--- begin INPUT ---

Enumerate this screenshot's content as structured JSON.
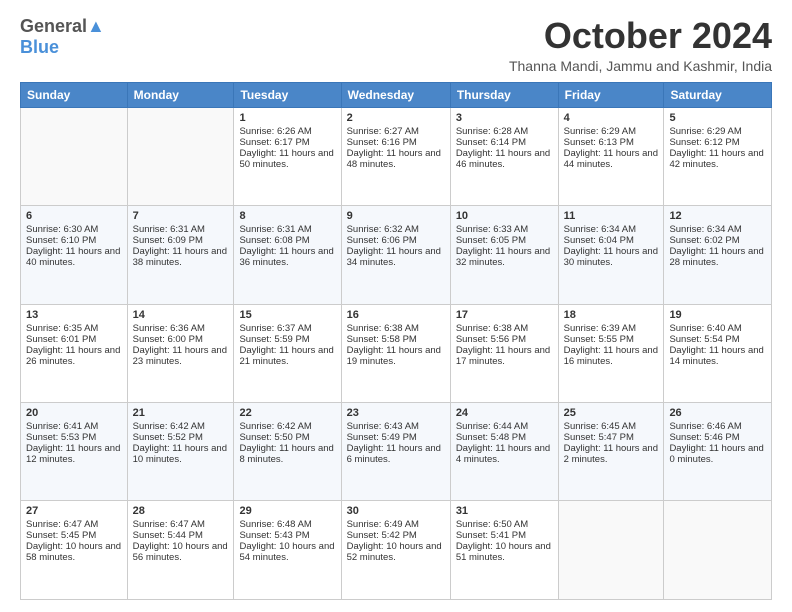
{
  "header": {
    "logo_general": "General",
    "logo_blue": "Blue",
    "month_title": "October 2024",
    "subtitle": "Thanna Mandi, Jammu and Kashmir, India"
  },
  "days_of_week": [
    "Sunday",
    "Monday",
    "Tuesday",
    "Wednesday",
    "Thursday",
    "Friday",
    "Saturday"
  ],
  "weeks": [
    [
      {
        "day": "",
        "sunrise": "",
        "sunset": "",
        "daylight": ""
      },
      {
        "day": "",
        "sunrise": "",
        "sunset": "",
        "daylight": ""
      },
      {
        "day": "1",
        "sunrise": "Sunrise: 6:26 AM",
        "sunset": "Sunset: 6:17 PM",
        "daylight": "Daylight: 11 hours and 50 minutes."
      },
      {
        "day": "2",
        "sunrise": "Sunrise: 6:27 AM",
        "sunset": "Sunset: 6:16 PM",
        "daylight": "Daylight: 11 hours and 48 minutes."
      },
      {
        "day": "3",
        "sunrise": "Sunrise: 6:28 AM",
        "sunset": "Sunset: 6:14 PM",
        "daylight": "Daylight: 11 hours and 46 minutes."
      },
      {
        "day": "4",
        "sunrise": "Sunrise: 6:29 AM",
        "sunset": "Sunset: 6:13 PM",
        "daylight": "Daylight: 11 hours and 44 minutes."
      },
      {
        "day": "5",
        "sunrise": "Sunrise: 6:29 AM",
        "sunset": "Sunset: 6:12 PM",
        "daylight": "Daylight: 11 hours and 42 minutes."
      }
    ],
    [
      {
        "day": "6",
        "sunrise": "Sunrise: 6:30 AM",
        "sunset": "Sunset: 6:10 PM",
        "daylight": "Daylight: 11 hours and 40 minutes."
      },
      {
        "day": "7",
        "sunrise": "Sunrise: 6:31 AM",
        "sunset": "Sunset: 6:09 PM",
        "daylight": "Daylight: 11 hours and 38 minutes."
      },
      {
        "day": "8",
        "sunrise": "Sunrise: 6:31 AM",
        "sunset": "Sunset: 6:08 PM",
        "daylight": "Daylight: 11 hours and 36 minutes."
      },
      {
        "day": "9",
        "sunrise": "Sunrise: 6:32 AM",
        "sunset": "Sunset: 6:06 PM",
        "daylight": "Daylight: 11 hours and 34 minutes."
      },
      {
        "day": "10",
        "sunrise": "Sunrise: 6:33 AM",
        "sunset": "Sunset: 6:05 PM",
        "daylight": "Daylight: 11 hours and 32 minutes."
      },
      {
        "day": "11",
        "sunrise": "Sunrise: 6:34 AM",
        "sunset": "Sunset: 6:04 PM",
        "daylight": "Daylight: 11 hours and 30 minutes."
      },
      {
        "day": "12",
        "sunrise": "Sunrise: 6:34 AM",
        "sunset": "Sunset: 6:02 PM",
        "daylight": "Daylight: 11 hours and 28 minutes."
      }
    ],
    [
      {
        "day": "13",
        "sunrise": "Sunrise: 6:35 AM",
        "sunset": "Sunset: 6:01 PM",
        "daylight": "Daylight: 11 hours and 26 minutes."
      },
      {
        "day": "14",
        "sunrise": "Sunrise: 6:36 AM",
        "sunset": "Sunset: 6:00 PM",
        "daylight": "Daylight: 11 hours and 23 minutes."
      },
      {
        "day": "15",
        "sunrise": "Sunrise: 6:37 AM",
        "sunset": "Sunset: 5:59 PM",
        "daylight": "Daylight: 11 hours and 21 minutes."
      },
      {
        "day": "16",
        "sunrise": "Sunrise: 6:38 AM",
        "sunset": "Sunset: 5:58 PM",
        "daylight": "Daylight: 11 hours and 19 minutes."
      },
      {
        "day": "17",
        "sunrise": "Sunrise: 6:38 AM",
        "sunset": "Sunset: 5:56 PM",
        "daylight": "Daylight: 11 hours and 17 minutes."
      },
      {
        "day": "18",
        "sunrise": "Sunrise: 6:39 AM",
        "sunset": "Sunset: 5:55 PM",
        "daylight": "Daylight: 11 hours and 16 minutes."
      },
      {
        "day": "19",
        "sunrise": "Sunrise: 6:40 AM",
        "sunset": "Sunset: 5:54 PM",
        "daylight": "Daylight: 11 hours and 14 minutes."
      }
    ],
    [
      {
        "day": "20",
        "sunrise": "Sunrise: 6:41 AM",
        "sunset": "Sunset: 5:53 PM",
        "daylight": "Daylight: 11 hours and 12 minutes."
      },
      {
        "day": "21",
        "sunrise": "Sunrise: 6:42 AM",
        "sunset": "Sunset: 5:52 PM",
        "daylight": "Daylight: 11 hours and 10 minutes."
      },
      {
        "day": "22",
        "sunrise": "Sunrise: 6:42 AM",
        "sunset": "Sunset: 5:50 PM",
        "daylight": "Daylight: 11 hours and 8 minutes."
      },
      {
        "day": "23",
        "sunrise": "Sunrise: 6:43 AM",
        "sunset": "Sunset: 5:49 PM",
        "daylight": "Daylight: 11 hours and 6 minutes."
      },
      {
        "day": "24",
        "sunrise": "Sunrise: 6:44 AM",
        "sunset": "Sunset: 5:48 PM",
        "daylight": "Daylight: 11 hours and 4 minutes."
      },
      {
        "day": "25",
        "sunrise": "Sunrise: 6:45 AM",
        "sunset": "Sunset: 5:47 PM",
        "daylight": "Daylight: 11 hours and 2 minutes."
      },
      {
        "day": "26",
        "sunrise": "Sunrise: 6:46 AM",
        "sunset": "Sunset: 5:46 PM",
        "daylight": "Daylight: 11 hours and 0 minutes."
      }
    ],
    [
      {
        "day": "27",
        "sunrise": "Sunrise: 6:47 AM",
        "sunset": "Sunset: 5:45 PM",
        "daylight": "Daylight: 10 hours and 58 minutes."
      },
      {
        "day": "28",
        "sunrise": "Sunrise: 6:47 AM",
        "sunset": "Sunset: 5:44 PM",
        "daylight": "Daylight: 10 hours and 56 minutes."
      },
      {
        "day": "29",
        "sunrise": "Sunrise: 6:48 AM",
        "sunset": "Sunset: 5:43 PM",
        "daylight": "Daylight: 10 hours and 54 minutes."
      },
      {
        "day": "30",
        "sunrise": "Sunrise: 6:49 AM",
        "sunset": "Sunset: 5:42 PM",
        "daylight": "Daylight: 10 hours and 52 minutes."
      },
      {
        "day": "31",
        "sunrise": "Sunrise: 6:50 AM",
        "sunset": "Sunset: 5:41 PM",
        "daylight": "Daylight: 10 hours and 51 minutes."
      },
      {
        "day": "",
        "sunrise": "",
        "sunset": "",
        "daylight": ""
      },
      {
        "day": "",
        "sunrise": "",
        "sunset": "",
        "daylight": ""
      }
    ]
  ]
}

--- end INPUT ---

- AIM OF THE TASK: Replicate the material above verbatim; images stay out of the copy.

- REPLY:
Enumerate this screenshot's content as structured JSON.
{
  "header": {
    "logo_general": "General",
    "logo_blue": "Blue",
    "month_title": "October 2024",
    "subtitle": "Thanna Mandi, Jammu and Kashmir, India"
  },
  "days_of_week": [
    "Sunday",
    "Monday",
    "Tuesday",
    "Wednesday",
    "Thursday",
    "Friday",
    "Saturday"
  ],
  "weeks": [
    [
      {
        "day": "",
        "sunrise": "",
        "sunset": "",
        "daylight": ""
      },
      {
        "day": "",
        "sunrise": "",
        "sunset": "",
        "daylight": ""
      },
      {
        "day": "1",
        "sunrise": "Sunrise: 6:26 AM",
        "sunset": "Sunset: 6:17 PM",
        "daylight": "Daylight: 11 hours and 50 minutes."
      },
      {
        "day": "2",
        "sunrise": "Sunrise: 6:27 AM",
        "sunset": "Sunset: 6:16 PM",
        "daylight": "Daylight: 11 hours and 48 minutes."
      },
      {
        "day": "3",
        "sunrise": "Sunrise: 6:28 AM",
        "sunset": "Sunset: 6:14 PM",
        "daylight": "Daylight: 11 hours and 46 minutes."
      },
      {
        "day": "4",
        "sunrise": "Sunrise: 6:29 AM",
        "sunset": "Sunset: 6:13 PM",
        "daylight": "Daylight: 11 hours and 44 minutes."
      },
      {
        "day": "5",
        "sunrise": "Sunrise: 6:29 AM",
        "sunset": "Sunset: 6:12 PM",
        "daylight": "Daylight: 11 hours and 42 minutes."
      }
    ],
    [
      {
        "day": "6",
        "sunrise": "Sunrise: 6:30 AM",
        "sunset": "Sunset: 6:10 PM",
        "daylight": "Daylight: 11 hours and 40 minutes."
      },
      {
        "day": "7",
        "sunrise": "Sunrise: 6:31 AM",
        "sunset": "Sunset: 6:09 PM",
        "daylight": "Daylight: 11 hours and 38 minutes."
      },
      {
        "day": "8",
        "sunrise": "Sunrise: 6:31 AM",
        "sunset": "Sunset: 6:08 PM",
        "daylight": "Daylight: 11 hours and 36 minutes."
      },
      {
        "day": "9",
        "sunrise": "Sunrise: 6:32 AM",
        "sunset": "Sunset: 6:06 PM",
        "daylight": "Daylight: 11 hours and 34 minutes."
      },
      {
        "day": "10",
        "sunrise": "Sunrise: 6:33 AM",
        "sunset": "Sunset: 6:05 PM",
        "daylight": "Daylight: 11 hours and 32 minutes."
      },
      {
        "day": "11",
        "sunrise": "Sunrise: 6:34 AM",
        "sunset": "Sunset: 6:04 PM",
        "daylight": "Daylight: 11 hours and 30 minutes."
      },
      {
        "day": "12",
        "sunrise": "Sunrise: 6:34 AM",
        "sunset": "Sunset: 6:02 PM",
        "daylight": "Daylight: 11 hours and 28 minutes."
      }
    ],
    [
      {
        "day": "13",
        "sunrise": "Sunrise: 6:35 AM",
        "sunset": "Sunset: 6:01 PM",
        "daylight": "Daylight: 11 hours and 26 minutes."
      },
      {
        "day": "14",
        "sunrise": "Sunrise: 6:36 AM",
        "sunset": "Sunset: 6:00 PM",
        "daylight": "Daylight: 11 hours and 23 minutes."
      },
      {
        "day": "15",
        "sunrise": "Sunrise: 6:37 AM",
        "sunset": "Sunset: 5:59 PM",
        "daylight": "Daylight: 11 hours and 21 minutes."
      },
      {
        "day": "16",
        "sunrise": "Sunrise: 6:38 AM",
        "sunset": "Sunset: 5:58 PM",
        "daylight": "Daylight: 11 hours and 19 minutes."
      },
      {
        "day": "17",
        "sunrise": "Sunrise: 6:38 AM",
        "sunset": "Sunset: 5:56 PM",
        "daylight": "Daylight: 11 hours and 17 minutes."
      },
      {
        "day": "18",
        "sunrise": "Sunrise: 6:39 AM",
        "sunset": "Sunset: 5:55 PM",
        "daylight": "Daylight: 11 hours and 16 minutes."
      },
      {
        "day": "19",
        "sunrise": "Sunrise: 6:40 AM",
        "sunset": "Sunset: 5:54 PM",
        "daylight": "Daylight: 11 hours and 14 minutes."
      }
    ],
    [
      {
        "day": "20",
        "sunrise": "Sunrise: 6:41 AM",
        "sunset": "Sunset: 5:53 PM",
        "daylight": "Daylight: 11 hours and 12 minutes."
      },
      {
        "day": "21",
        "sunrise": "Sunrise: 6:42 AM",
        "sunset": "Sunset: 5:52 PM",
        "daylight": "Daylight: 11 hours and 10 minutes."
      },
      {
        "day": "22",
        "sunrise": "Sunrise: 6:42 AM",
        "sunset": "Sunset: 5:50 PM",
        "daylight": "Daylight: 11 hours and 8 minutes."
      },
      {
        "day": "23",
        "sunrise": "Sunrise: 6:43 AM",
        "sunset": "Sunset: 5:49 PM",
        "daylight": "Daylight: 11 hours and 6 minutes."
      },
      {
        "day": "24",
        "sunrise": "Sunrise: 6:44 AM",
        "sunset": "Sunset: 5:48 PM",
        "daylight": "Daylight: 11 hours and 4 minutes."
      },
      {
        "day": "25",
        "sunrise": "Sunrise: 6:45 AM",
        "sunset": "Sunset: 5:47 PM",
        "daylight": "Daylight: 11 hours and 2 minutes."
      },
      {
        "day": "26",
        "sunrise": "Sunrise: 6:46 AM",
        "sunset": "Sunset: 5:46 PM",
        "daylight": "Daylight: 11 hours and 0 minutes."
      }
    ],
    [
      {
        "day": "27",
        "sunrise": "Sunrise: 6:47 AM",
        "sunset": "Sunset: 5:45 PM",
        "daylight": "Daylight: 10 hours and 58 minutes."
      },
      {
        "day": "28",
        "sunrise": "Sunrise: 6:47 AM",
        "sunset": "Sunset: 5:44 PM",
        "daylight": "Daylight: 10 hours and 56 minutes."
      },
      {
        "day": "29",
        "sunrise": "Sunrise: 6:48 AM",
        "sunset": "Sunset: 5:43 PM",
        "daylight": "Daylight: 10 hours and 54 minutes."
      },
      {
        "day": "30",
        "sunrise": "Sunrise: 6:49 AM",
        "sunset": "Sunset: 5:42 PM",
        "daylight": "Daylight: 10 hours and 52 minutes."
      },
      {
        "day": "31",
        "sunrise": "Sunrise: 6:50 AM",
        "sunset": "Sunset: 5:41 PM",
        "daylight": "Daylight: 10 hours and 51 minutes."
      },
      {
        "day": "",
        "sunrise": "",
        "sunset": "",
        "daylight": ""
      },
      {
        "day": "",
        "sunrise": "",
        "sunset": "",
        "daylight": ""
      }
    ]
  ]
}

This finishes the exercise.